Which lines in the rows below contain the string "boxes"? Report each of those lines in full.

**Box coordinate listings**
##############################

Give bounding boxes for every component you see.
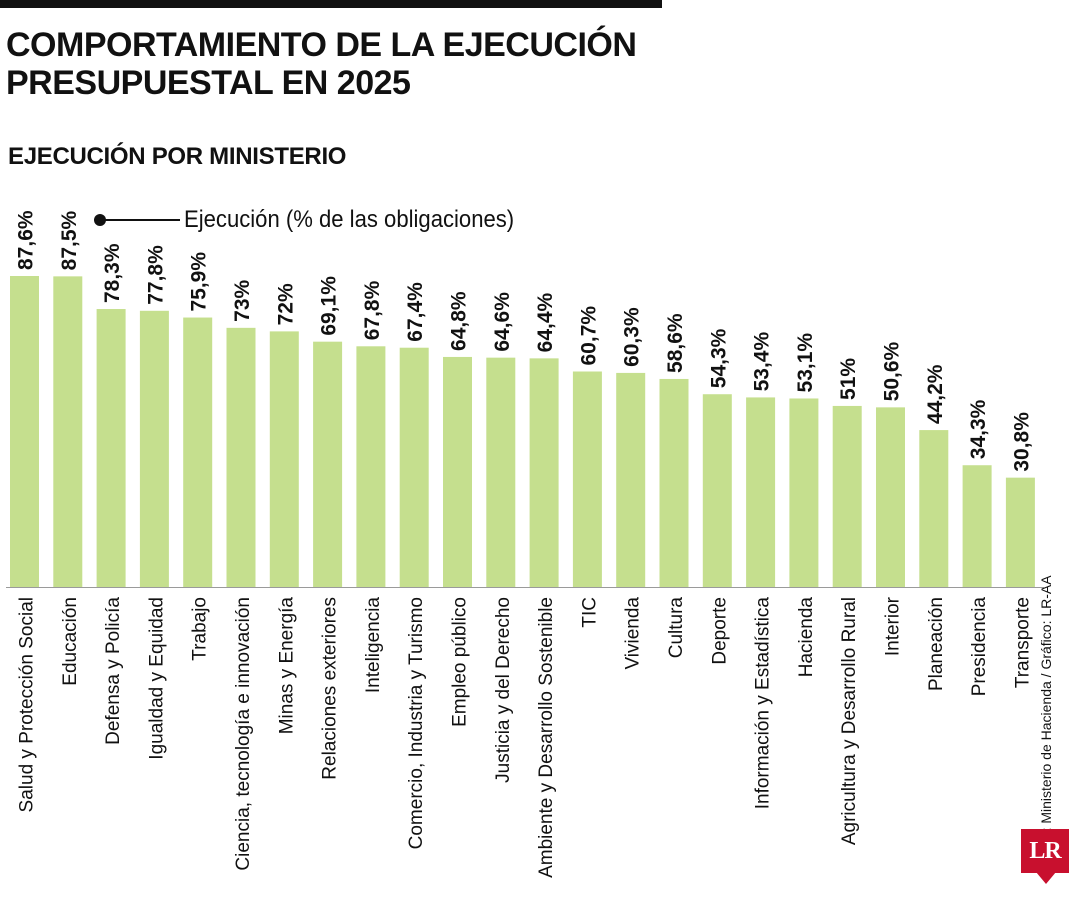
value-label-5: 73% [231, 279, 254, 321]
value-label-21: 44,2% [924, 364, 947, 424]
category-label-8: Inteligencia [363, 597, 384, 694]
bar-16 [702, 394, 732, 587]
category-label-23: Transporte [1012, 597, 1033, 688]
category-label-2: Defensa y Policía [103, 597, 124, 745]
bar-3 [139, 310, 169, 587]
top-rule [0, 0, 662, 8]
value-label-16: 54,3% [707, 328, 730, 388]
value-label-8: 67,8% [361, 280, 384, 340]
bar-19 [832, 405, 862, 587]
category-label-13: TIC [579, 597, 600, 628]
value-label-3: 77,8% [144, 245, 167, 305]
value-label-6: 72% [274, 283, 297, 325]
bar-0 [10, 276, 39, 587]
category-label-3: Igualdad y Equidad [146, 597, 167, 760]
value-label-18: 53,1% [794, 333, 817, 393]
legend-line [104, 219, 180, 221]
category-label-22: Presidencia [969, 597, 990, 697]
category-label-19: Agricultura y Desarrollo Rural [839, 597, 860, 845]
value-label-10: 64,8% [448, 291, 471, 351]
value-label-9: 67,4% [404, 282, 427, 342]
category-label-10: Empleo público [450, 597, 471, 727]
value-label-17: 53,4% [751, 332, 774, 392]
value-label-23: 30,8% [1010, 412, 1033, 472]
bar-15 [659, 378, 689, 587]
value-label-1: 87,5% [58, 210, 81, 270]
chart-title: COMPORTAMIENTO DE LA EJECUCIÓN PRESUPUES… [6, 26, 637, 102]
value-label-19: 51% [837, 358, 860, 400]
lr-logo-tail [1036, 872, 1056, 884]
value-label-22: 34,3% [967, 399, 990, 459]
bar-8 [356, 346, 386, 587]
legend-label: Ejecución (% de las obligaciones) [184, 206, 515, 233]
bar-2 [96, 309, 126, 587]
bar-7 [313, 341, 343, 587]
bar-6 [269, 331, 299, 587]
category-label-7: Relaciones exteriores [320, 597, 341, 780]
bar-11 [486, 357, 516, 587]
category-label-16: Deporte [709, 597, 730, 665]
bar-4 [183, 317, 213, 587]
bar-1 [53, 276, 83, 587]
value-label-13: 60,7% [577, 306, 600, 366]
category-label-15: Cultura [666, 597, 687, 659]
bar-23 [1005, 477, 1035, 587]
value-label-2: 78,3% [101, 243, 124, 303]
category-label-4: Trabajo [190, 597, 211, 661]
value-label-15: 58,6% [664, 313, 687, 373]
category-label-21: Planeación [926, 597, 947, 691]
value-label-0: 87,6% [15, 210, 38, 270]
category-label-12: Ambiente y Desarrollo Sostenible [536, 597, 557, 878]
bar-22 [962, 465, 992, 587]
category-label-9: Comercio, Industria y Turismo [406, 597, 427, 849]
bar-10 [443, 356, 472, 587]
source-note: Fuente: Ministerio de Hacienda / Gráfico… [1038, 575, 1054, 875]
bar-12 [529, 358, 559, 587]
category-label-6: Minas y Energía [276, 597, 297, 735]
bar-17 [746, 397, 776, 587]
value-label-11: 64,6% [491, 292, 514, 352]
value-label-4: 75,9% [188, 252, 211, 312]
value-label-7: 69,1% [318, 276, 341, 336]
category-label-14: Vivienda [623, 597, 644, 670]
category-label-1: Educación [60, 597, 81, 686]
chart-subtitle: EJECUCIÓN POR MINISTERIO [8, 143, 347, 170]
value-label-14: 60,3% [621, 307, 644, 367]
legend-marker-icon [94, 214, 106, 226]
bar-18 [789, 398, 819, 587]
lr-logo: LR [1021, 829, 1069, 873]
bar-14 [616, 372, 646, 587]
category-label-11: Justicia y del Derecho [493, 597, 514, 783]
category-label-17: Información y Estadística [753, 597, 774, 810]
bar-20 [876, 407, 905, 587]
bar-5 [226, 327, 256, 587]
category-label-5: Ciencia, tecnología e innovación [233, 597, 254, 871]
bar-13 [572, 371, 602, 587]
value-label-12: 64,4% [534, 292, 557, 352]
bar-21 [919, 430, 949, 587]
category-label-20: Interior [883, 596, 904, 656]
category-label-18: Hacienda [796, 597, 817, 678]
value-label-20: 50,6% [881, 341, 904, 401]
bar-9 [399, 347, 429, 587]
category-label-0: Salud y Protección Social [17, 597, 38, 812]
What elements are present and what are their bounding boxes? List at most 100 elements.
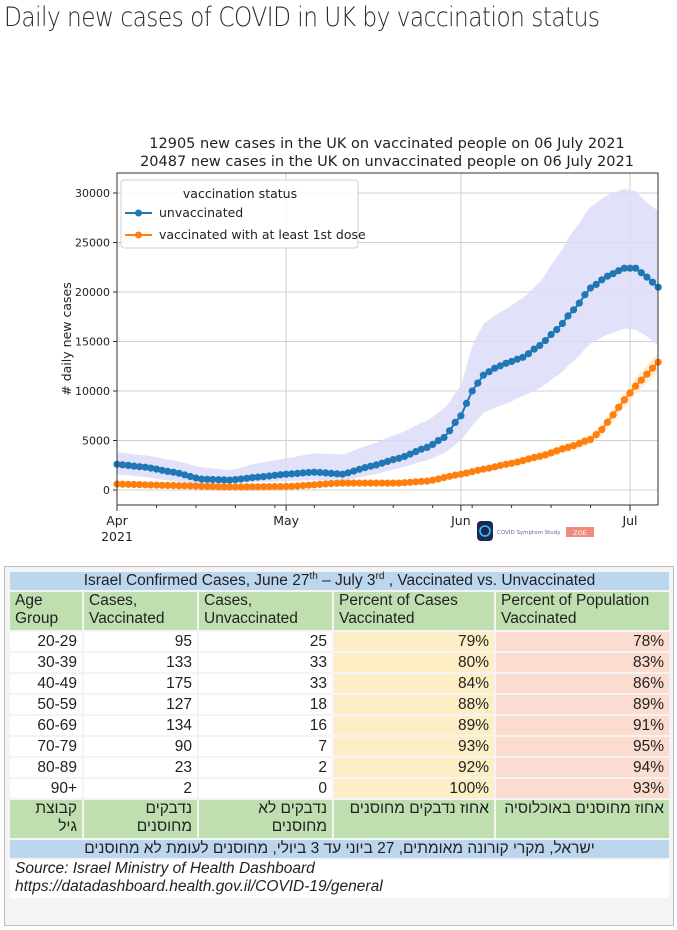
- data-point-unvaccinated: [135, 463, 144, 471]
- table-title-sup: rd: [375, 570, 385, 582]
- cell-pct-cases: 89%: [334, 716, 494, 735]
- y-tick-label: 10000: [75, 385, 110, 398]
- cell-age: 50-59: [10, 695, 82, 714]
- data-point-vaccinated: [508, 459, 516, 467]
- cell-pct-cases: 80%: [334, 653, 494, 672]
- data-point-vaccinated: [198, 482, 206, 490]
- hebrew-header-age-group: קבוצת גיל: [10, 800, 82, 838]
- hebrew-header-row: קבוצת גיל נדבקים מחוסנים נדבקים לא מחוסנים …: [10, 800, 669, 838]
- covid-app-icon: [477, 521, 493, 541]
- covid-app-icon-ring: [479, 525, 491, 537]
- data-point-unvaccinated: [609, 270, 617, 278]
- data-point-vaccinated: [175, 482, 183, 490]
- data-point-vaccinated: [406, 478, 414, 486]
- header-line: מחוסנים: [271, 818, 327, 835]
- data-point-vaccinated: [372, 479, 380, 487]
- data-point-unvaccinated: [519, 353, 527, 361]
- data-point-vaccinated: [547, 449, 555, 457]
- data-point-unvaccinated: [400, 452, 409, 461]
- cell-pct-pop: 78%: [496, 632, 669, 651]
- data-point-vaccinated: [181, 482, 189, 490]
- data-point-vaccinated: [305, 481, 313, 489]
- data-point-vaccinated: [384, 479, 392, 487]
- data-point-unvaccinated: [502, 359, 510, 367]
- data-point-vaccinated: [333, 479, 341, 487]
- header-line: אחוז מחוסנים באוכלוסיה: [504, 800, 664, 817]
- watermark-text: COVID Symptom Study: [497, 530, 561, 536]
- data-point-unvaccinated: [350, 467, 358, 475]
- table-title-part: Israel Confirmed Cases, June 27: [83, 572, 310, 589]
- data-point-unvaccinated: [169, 468, 177, 476]
- y-tick-label: 0: [103, 484, 110, 497]
- source-url[interactable]: https://datadashboard.health.gov.il/COVI…: [15, 878, 383, 895]
- cell-pct-pop: 93%: [496, 779, 669, 798]
- data-point-vaccinated: [648, 364, 657, 372]
- data-point-unvaccinated: [524, 350, 533, 358]
- data-point-vaccinated: [451, 471, 459, 479]
- data-point-unvaccinated: [643, 273, 651, 281]
- data-point-vaccinated: [260, 483, 268, 491]
- data-point-unvaccinated: [181, 471, 189, 479]
- data-point-vaccinated: [248, 483, 256, 491]
- cell-unvaccinated: 25: [199, 632, 332, 651]
- page-title: Daily new cases of COVID in UK by vaccin…: [4, 2, 600, 33]
- header-line: מחוסנים: [136, 818, 192, 835]
- header-line: Percent of Cases: [339, 592, 458, 609]
- col-header-age-group: Age Group: [10, 592, 82, 630]
- data-point-unvaccinated: [338, 470, 347, 478]
- source-row: Source: Israel Ministry of Health Dashbo…: [10, 860, 669, 898]
- cell-vaccinated: 175: [84, 674, 197, 693]
- data-point-vaccinated: [361, 479, 369, 487]
- cell-vaccinated: 23: [84, 758, 197, 777]
- israel-cases-table: Israel Confirmed Cases, June 27th – July…: [8, 570, 671, 900]
- data-point-unvaccinated: [158, 466, 166, 474]
- data-point-vaccinated: [243, 483, 251, 491]
- hebrew-header-percent-cases: אחוז נדבקים מחוסנים: [334, 800, 494, 838]
- data-point-unvaccinated: [468, 387, 476, 395]
- data-point-vaccinated: [626, 389, 634, 397]
- data-point-unvaccinated: [209, 475, 217, 484]
- series-points-unvaccinated: [113, 264, 662, 484]
- data-point-unvaccinated: [553, 326, 561, 334]
- data-point-unvaccinated: [322, 469, 330, 477]
- legend-title: vaccination status: [183, 186, 297, 201]
- plot-frame: [116, 172, 659, 506]
- cell-pct-pop: 91%: [496, 716, 669, 735]
- data-point-unvaccinated: [632, 264, 640, 272]
- data-point-vaccinated: [417, 477, 425, 485]
- data-point-unvaccinated: [271, 471, 279, 479]
- data-point-unvaccinated: [462, 399, 471, 407]
- data-point-unvaccinated: [119, 461, 127, 469]
- data-point-vaccinated: [310, 481, 318, 489]
- data-point-unvaccinated: [327, 469, 335, 477]
- data-point-vaccinated: [524, 455, 533, 463]
- legend-dot-vaccinated: [135, 231, 142, 239]
- cell-unvaccinated: 33: [199, 653, 332, 672]
- data-point-vaccinated: [479, 465, 487, 473]
- data-point-vaccinated: [474, 466, 482, 474]
- data-point-vaccinated: [119, 480, 127, 488]
- data-point-unvaccinated: [603, 272, 612, 280]
- data-point-vaccinated: [462, 469, 471, 477]
- data-point-unvaccinated: [220, 476, 228, 484]
- data-point-unvaccinated: [164, 467, 172, 475]
- chart-title-line-2: 20487 new cases in the UK on unvaccinate…: [140, 154, 634, 170]
- data-point-vaccinated: [429, 476, 437, 484]
- data-point-vaccinated: [378, 479, 386, 487]
- cell-pct-pop: 89%: [496, 695, 669, 714]
- cell-age: 40-49: [10, 674, 82, 693]
- data-point-unvaccinated: [152, 465, 161, 473]
- cell-pct-cases: 79%: [334, 632, 494, 651]
- data-point-unvaccinated: [648, 278, 657, 286]
- data-point-unvaccinated: [299, 469, 307, 477]
- legend: vaccination status unvaccinated vaccinat…: [120, 179, 366, 249]
- data-point-unvaccinated: [412, 448, 420, 456]
- data-point-vaccinated: [186, 482, 194, 490]
- data-point-vaccinated: [214, 483, 223, 491]
- data-point-unvaccinated: [620, 264, 629, 272]
- x-tick-label: Jun: [450, 513, 471, 528]
- data-point-vaccinated: [389, 479, 397, 487]
- data-point-unvaccinated: [248, 474, 256, 482]
- data-point-vaccinated: [355, 479, 363, 487]
- data-point-vaccinated: [322, 480, 330, 488]
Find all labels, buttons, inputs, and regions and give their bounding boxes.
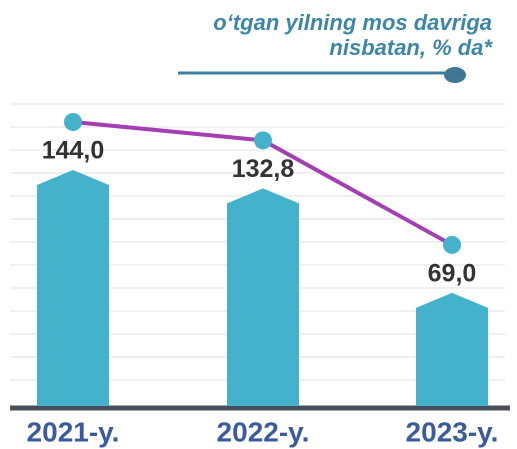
x-tick-label: 2021-y. <box>27 416 120 447</box>
x-tick-label: 2022-y. <box>217 416 310 447</box>
data-label: 144,0 <box>42 137 105 165</box>
x-tick-label: 2023-y. <box>406 416 499 447</box>
bar <box>416 292 488 406</box>
data-label: 132,8 <box>232 155 295 183</box>
data-label: 69,0 <box>428 260 477 288</box>
line-marker <box>443 235 461 254</box>
legend-marker <box>444 67 466 83</box>
legend-label: o‘tgan yilning mos davriga nisbatan, % d… <box>213 10 492 60</box>
line-marker <box>64 113 82 131</box>
bar <box>37 170 109 406</box>
bar <box>227 188 299 406</box>
line-marker <box>254 131 272 150</box>
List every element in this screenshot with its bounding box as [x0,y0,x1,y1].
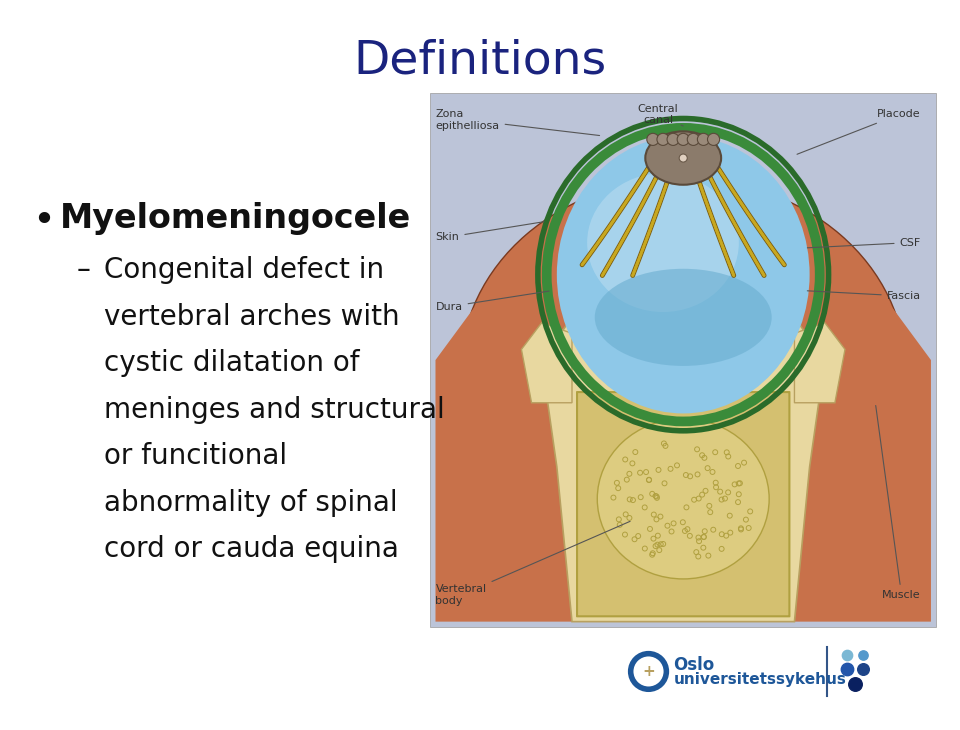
Circle shape [677,134,689,145]
Ellipse shape [461,179,905,563]
Point [855,664,871,675]
Text: universitetssykehus: universitetssykehus [673,672,846,687]
Text: meninges and structural: meninges and structural [105,396,445,423]
Point [839,664,854,675]
Ellipse shape [595,269,772,366]
FancyBboxPatch shape [577,392,789,616]
Point [839,649,854,661]
Circle shape [697,134,709,145]
Text: Fascia: Fascia [807,291,921,301]
Circle shape [708,134,720,145]
Text: Congenital defect in: Congenital defect in [105,256,384,284]
Circle shape [667,134,679,145]
Text: Definitions: Definitions [353,39,607,84]
Point [855,649,871,661]
Text: cord or cauda equina: cord or cauda equina [105,535,399,563]
Text: Placode: Placode [797,110,921,154]
Text: CSF: CSF [807,237,921,247]
Text: Central
canal: Central canal [637,104,684,126]
Polygon shape [774,253,931,622]
Polygon shape [541,307,825,622]
Text: Dura: Dura [436,291,549,312]
Ellipse shape [557,136,809,413]
Text: abnormality of spinal: abnormality of spinal [105,488,397,517]
Text: •: • [32,202,55,240]
Text: Zona
epithelliosa: Zona epithelliosa [436,109,600,136]
Ellipse shape [588,173,739,312]
Circle shape [687,134,700,145]
Polygon shape [436,253,592,622]
Polygon shape [521,323,572,403]
Text: Myelomeningocele: Myelomeningocele [60,202,411,235]
Circle shape [679,154,687,162]
Text: Vertebral
body: Vertebral body [436,521,630,606]
Text: –: – [77,256,90,284]
Circle shape [647,134,659,145]
FancyBboxPatch shape [430,93,936,627]
Circle shape [657,134,669,145]
Text: cystic dilatation of: cystic dilatation of [105,349,360,377]
Point [847,678,862,690]
Text: Muscle: Muscle [876,406,921,600]
Text: or funcitional: or funcitional [105,442,287,470]
Ellipse shape [645,131,721,185]
Text: Skin: Skin [436,222,544,242]
Text: Oslo: Oslo [673,656,714,674]
Text: vertebral arches with: vertebral arches with [105,303,400,331]
Text: +: + [642,664,655,679]
Ellipse shape [597,419,769,579]
Polygon shape [795,323,845,403]
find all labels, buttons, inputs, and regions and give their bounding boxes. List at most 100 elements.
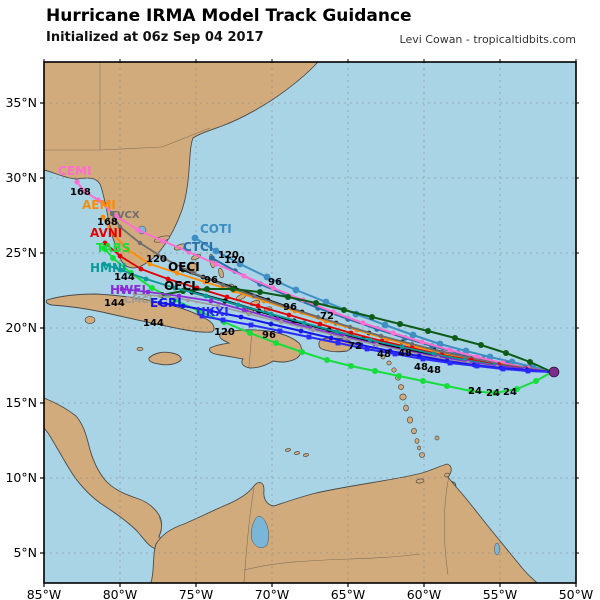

##############################

**Written reply**
Give bounding boxes for every component you see.
What elements are present and what are their bounding boxes? List at most 100 elements.
Find all labels, buttons, inputs, and regions and give their bounding boxes.
find all labels, buttons, inputs, and regions and give their bounding boxes. List at most 100 elements.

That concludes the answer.